PROBLEM STATEMENT: Print every entry word for word, but omit the pictures.

RECORDS:
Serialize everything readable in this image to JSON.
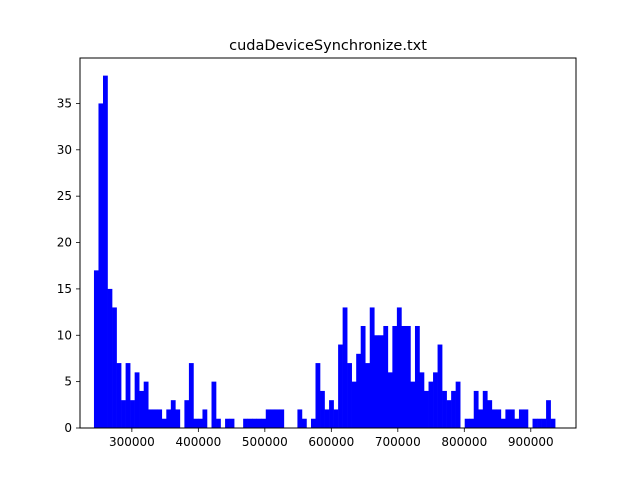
{
  "chart_data": {
    "type": "bar",
    "title": "cudaDeviceSynchronize.txt",
    "xlabel": "",
    "ylabel": "",
    "bar_color": "#0000ff",
    "xlim": [
      222000,
      968000
    ],
    "ylim": [
      0,
      39.9
    ],
    "grid": false,
    "bin_start": 243000,
    "bin_width": 6800,
    "values": [
      17,
      35,
      38,
      15,
      13,
      7,
      3,
      7,
      3,
      6,
      4,
      5,
      2,
      2,
      2,
      1,
      2,
      3,
      2,
      0,
      3,
      7,
      1,
      1,
      2,
      0,
      5,
      1,
      0,
      1,
      1,
      0,
      0,
      1,
      1,
      1,
      1,
      1,
      2,
      2,
      2,
      2,
      0,
      0,
      0,
      2,
      1,
      0,
      1,
      7,
      4,
      2,
      3,
      2,
      9,
      13,
      7,
      5,
      8,
      11,
      7,
      13,
      10,
      10,
      11,
      6,
      11,
      13,
      11,
      11,
      5,
      11,
      6,
      4,
      5,
      6,
      9,
      4,
      3,
      4,
      5,
      0,
      1,
      1,
      4,
      2,
      4,
      3,
      2,
      2,
      1,
      2,
      2,
      1,
      2,
      2,
      0,
      1,
      1,
      1,
      3,
      1
    ],
    "x_ticks": [
      300000,
      400000,
      500000,
      600000,
      700000,
      800000,
      900000
    ],
    "x_tick_labels": [
      "300000",
      "400000",
      "500000",
      "600000",
      "700000",
      "800000",
      "900000"
    ],
    "y_ticks": [
      0,
      5,
      10,
      15,
      20,
      25,
      30,
      35
    ],
    "y_tick_labels": [
      "0",
      "5",
      "10",
      "15",
      "20",
      "25",
      "30",
      "35"
    ]
  }
}
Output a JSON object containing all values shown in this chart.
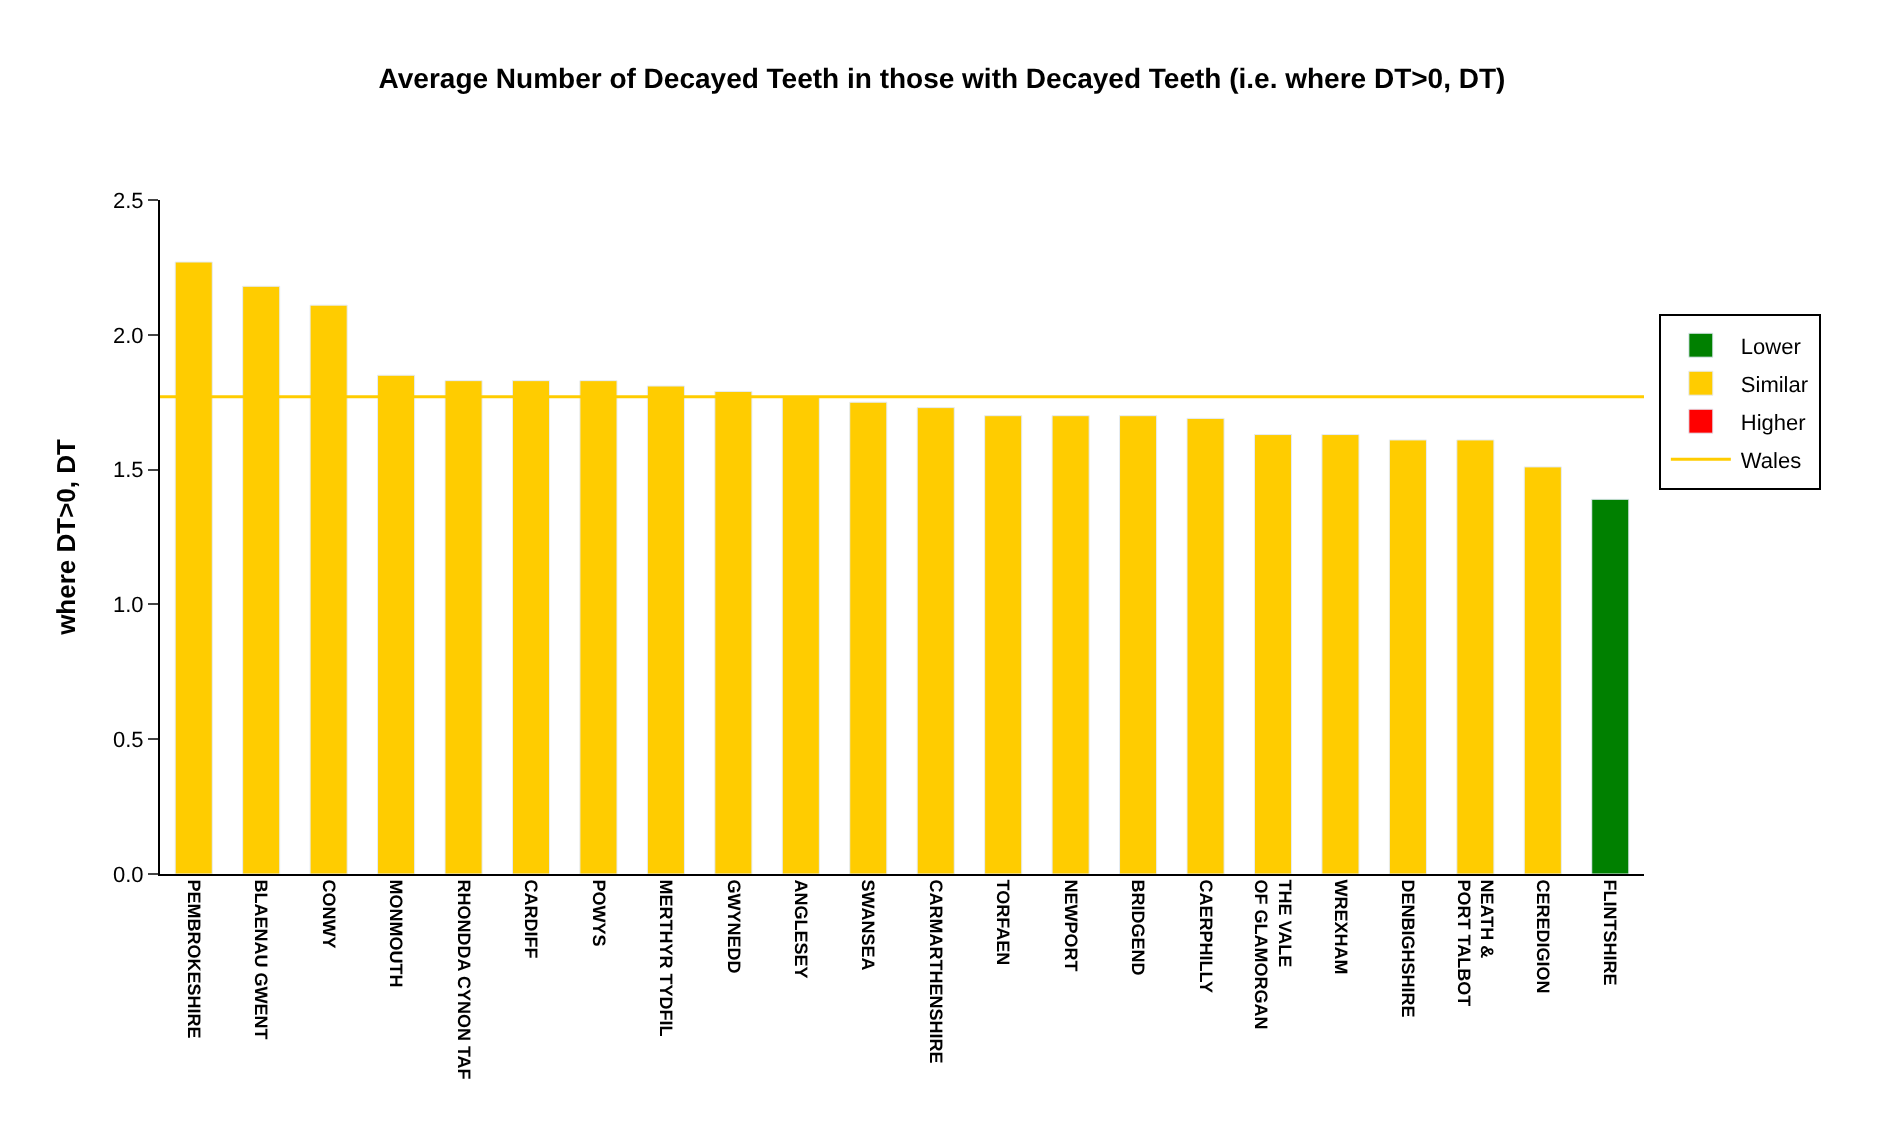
{
  "chart_data": {
    "type": "bar",
    "title": "Average Number of Decayed Teeth in those with Decayed Teeth (i.e. where DT>0, DT)",
    "ylabel": "where DT>0, DT",
    "categories": [
      "PEMBROKESHIRE",
      "BLAENAU GWENT",
      "CONWY",
      "MONMOUTH",
      "RHONDDA CYNON TAF",
      "CARDIFF",
      "POWYS",
      "MERTHYR TYDFIL",
      "GWYNEDD",
      "ANGLESEY",
      "SWANSEA",
      "CARMARTHENSHIRE",
      "TORFAEN",
      "NEWPORT",
      "BRIDGEND",
      "CAERPHILLY",
      "THE VALE OF GLAMORGAN",
      "WREXHAM",
      "DENBIGHSHIRE",
      "NEATH & PORT TALBOT",
      "CEREDIGION",
      "FLINTSHIRE"
    ],
    "series": [
      {
        "name": "Lower",
        "color": "#008000",
        "values": [
          null,
          null,
          null,
          null,
          null,
          null,
          null,
          null,
          null,
          null,
          null,
          null,
          null,
          null,
          null,
          null,
          null,
          null,
          null,
          null,
          null,
          1.39
        ]
      },
      {
        "name": "Similar",
        "color": "#ffcc00",
        "values": [
          2.27,
          2.18,
          2.11,
          1.85,
          1.83,
          1.83,
          1.83,
          1.81,
          1.79,
          1.77,
          1.75,
          1.73,
          1.7,
          1.7,
          1.7,
          1.69,
          1.63,
          1.63,
          1.61,
          1.61,
          1.51,
          null
        ]
      },
      {
        "name": "Higher",
        "color": "#ff0000",
        "values": [
          null,
          null,
          null,
          null,
          null,
          null,
          null,
          null,
          null,
          null,
          null,
          null,
          null,
          null,
          null,
          null,
          null,
          null,
          null,
          null,
          null,
          null
        ]
      }
    ],
    "ref_lines": [
      {
        "axis": "y",
        "value": 1.77,
        "label": "Wales",
        "color": "#ffcc00"
      }
    ],
    "ylim": [
      0,
      2.5
    ],
    "yticks": [
      {
        "value": 0,
        "label": "0.0"
      },
      {
        "value": 0.5,
        "label": "0.5"
      },
      {
        "value": 1,
        "label": "1.0"
      },
      {
        "value": 1.5,
        "label": "1.5"
      },
      {
        "value": 2,
        "label": "2.0"
      },
      {
        "value": 2.5,
        "label": "2.5"
      }
    ],
    "legend": "right"
  }
}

SOLUTION TO THIS EXERCISE:
Serialize everything readable in this image to JSON.
{
  "chart_data": {
    "type": "bar",
    "title": "cudaDeviceSynchronize.txt",
    "xlabel": "",
    "ylabel": "",
    "bar_color": "#0000ff",
    "xlim": [
      222000,
      968000
    ],
    "ylim": [
      0,
      39.9
    ],
    "grid": false,
    "bin_start": 243000,
    "bin_width": 6800,
    "values": [
      17,
      35,
      38,
      15,
      13,
      7,
      3,
      7,
      3,
      6,
      4,
      5,
      2,
      2,
      2,
      1,
      2,
      3,
      2,
      0,
      3,
      7,
      1,
      1,
      2,
      0,
      5,
      1,
      0,
      1,
      1,
      0,
      0,
      1,
      1,
      1,
      1,
      1,
      2,
      2,
      2,
      2,
      0,
      0,
      0,
      2,
      1,
      0,
      1,
      7,
      4,
      2,
      3,
      2,
      9,
      13,
      7,
      5,
      8,
      11,
      7,
      13,
      10,
      10,
      11,
      6,
      11,
      13,
      11,
      11,
      5,
      11,
      6,
      4,
      5,
      6,
      9,
      4,
      3,
      4,
      5,
      0,
      1,
      1,
      4,
      2,
      4,
      3,
      2,
      2,
      1,
      2,
      2,
      1,
      2,
      2,
      0,
      1,
      1,
      1,
      3,
      1
    ],
    "x_ticks": [
      300000,
      400000,
      500000,
      600000,
      700000,
      800000,
      900000
    ],
    "x_tick_labels": [
      "300000",
      "400000",
      "500000",
      "600000",
      "700000",
      "800000",
      "900000"
    ],
    "y_ticks": [
      0,
      5,
      10,
      15,
      20,
      25,
      30,
      35
    ],
    "y_tick_labels": [
      "0",
      "5",
      "10",
      "15",
      "20",
      "25",
      "30",
      "35"
    ]
  }
}
Output a JSON object containing all values shown in this chart.
{
  "chart_data": {
    "type": "bar",
    "title": "Average Number of Decayed Teeth in those with Decayed Teeth (i.e. where DT>0, DT)",
    "ylabel": "where DT>0, DT",
    "categories": [
      "PEMBROKESHIRE",
      "BLAENAU GWENT",
      "CONWY",
      "MONMOUTH",
      "RHONDDA CYNON TAF",
      "CARDIFF",
      "POWYS",
      "MERTHYR TYDFIL",
      "GWYNEDD",
      "ANGLESEY",
      "SWANSEA",
      "CARMARTHENSHIRE",
      "TORFAEN",
      "NEWPORT",
      "BRIDGEND",
      "CAERPHILLY",
      "THE VALE OF GLAMORGAN",
      "WREXHAM",
      "DENBIGHSHIRE",
      "NEATH & PORT TALBOT",
      "CEREDIGION",
      "FLINTSHIRE"
    ],
    "series": [
      {
        "name": "Lower",
        "color": "#008000",
        "values": [
          null,
          null,
          null,
          null,
          null,
          null,
          null,
          null,
          null,
          null,
          null,
          null,
          null,
          null,
          null,
          null,
          null,
          null,
          null,
          null,
          null,
          1.39
        ]
      },
      {
        "name": "Similar",
        "color": "#ffcc00",
        "values": [
          2.27,
          2.18,
          2.11,
          1.85,
          1.83,
          1.83,
          1.83,
          1.81,
          1.79,
          1.77,
          1.75,
          1.73,
          1.7,
          1.7,
          1.7,
          1.69,
          1.63,
          1.63,
          1.61,
          1.61,
          1.51,
          null
        ]
      },
      {
        "name": "Higher",
        "color": "#ff0000",
        "values": [
          null,
          null,
          null,
          null,
          null,
          null,
          null,
          null,
          null,
          null,
          null,
          null,
          null,
          null,
          null,
          null,
          null,
          null,
          null,
          null,
          null,
          null
        ]
      }
    ],
    "ref_lines": [
      {
        "axis": "y",
        "value": 1.77,
        "label": "Wales",
        "color": "#ffcc00"
      }
    ],
    "ylim": [
      0,
      2.5
    ],
    "yticks": [
      {
        "value": 0,
        "label": "0.0"
      },
      {
        "value": 0.5,
        "label": "0.5"
      },
      {
        "value": 1,
        "label": "1.0"
      },
      {
        "value": 1.5,
        "label": "1.5"
      },
      {
        "value": 2,
        "label": "2.0"
      },
      {
        "value": 2.5,
        "label": "2.5"
      }
    ],
    "legend": "right"
  }
}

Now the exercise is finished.